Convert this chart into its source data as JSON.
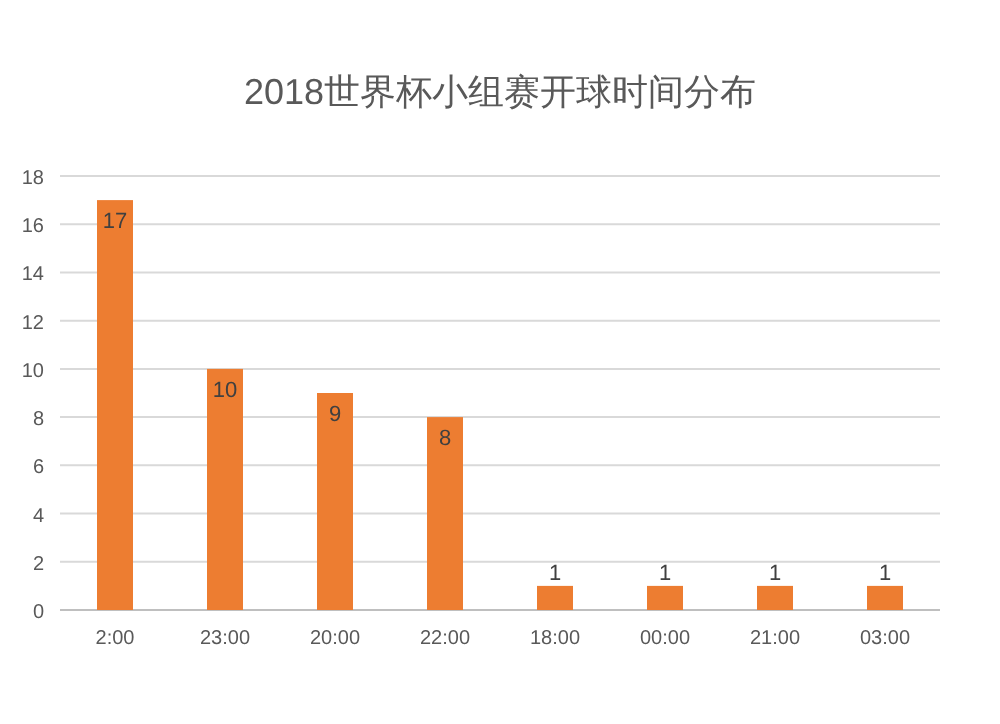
{
  "chart_data": {
    "type": "bar",
    "title": "2018世界杯小组赛开球时间分布",
    "categories": [
      "2:00",
      "23:00",
      "20:00",
      "22:00",
      "18:00",
      "00:00",
      "21:00",
      "03:00"
    ],
    "values": [
      17,
      10,
      9,
      8,
      1,
      1,
      1,
      1
    ],
    "color": "#ed7d31",
    "ylim": [
      0,
      18
    ],
    "yticks": [
      0,
      2,
      4,
      6,
      8,
      10,
      12,
      14,
      16,
      18
    ],
    "grid": "y",
    "data_labels": true
  }
}
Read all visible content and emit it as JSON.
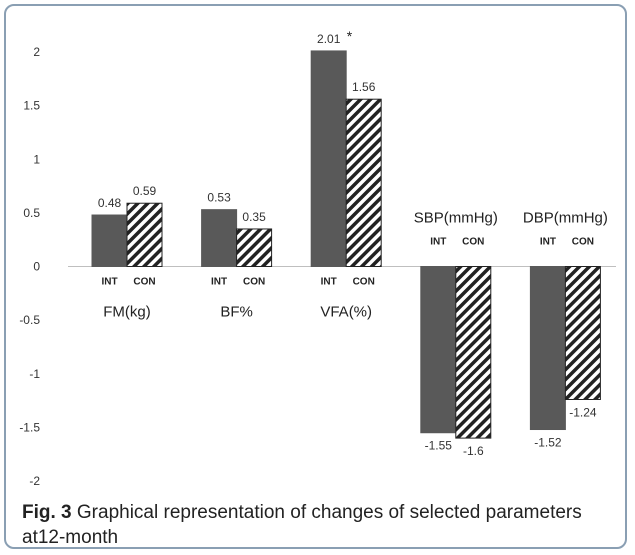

▸ **THE EXERCISE**:
Pictures don't belong in the copy. Transcribe every record exactly as it appears.

▸ **COMPLETED TASK**:
Convert this chart into its source data as JSON.
{
  "chart_data": {
    "type": "bar",
    "title": "2018世界杯小组赛开球时间分布",
    "categories": [
      "2:00",
      "23:00",
      "20:00",
      "22:00",
      "18:00",
      "00:00",
      "21:00",
      "03:00"
    ],
    "values": [
      17,
      10,
      9,
      8,
      1,
      1,
      1,
      1
    ],
    "color": "#ed7d31",
    "ylim": [
      0,
      18
    ],
    "yticks": [
      0,
      2,
      4,
      6,
      8,
      10,
      12,
      14,
      16,
      18
    ],
    "grid": "y",
    "data_labels": true
  }
}
Read all visible content and emit it as JSON.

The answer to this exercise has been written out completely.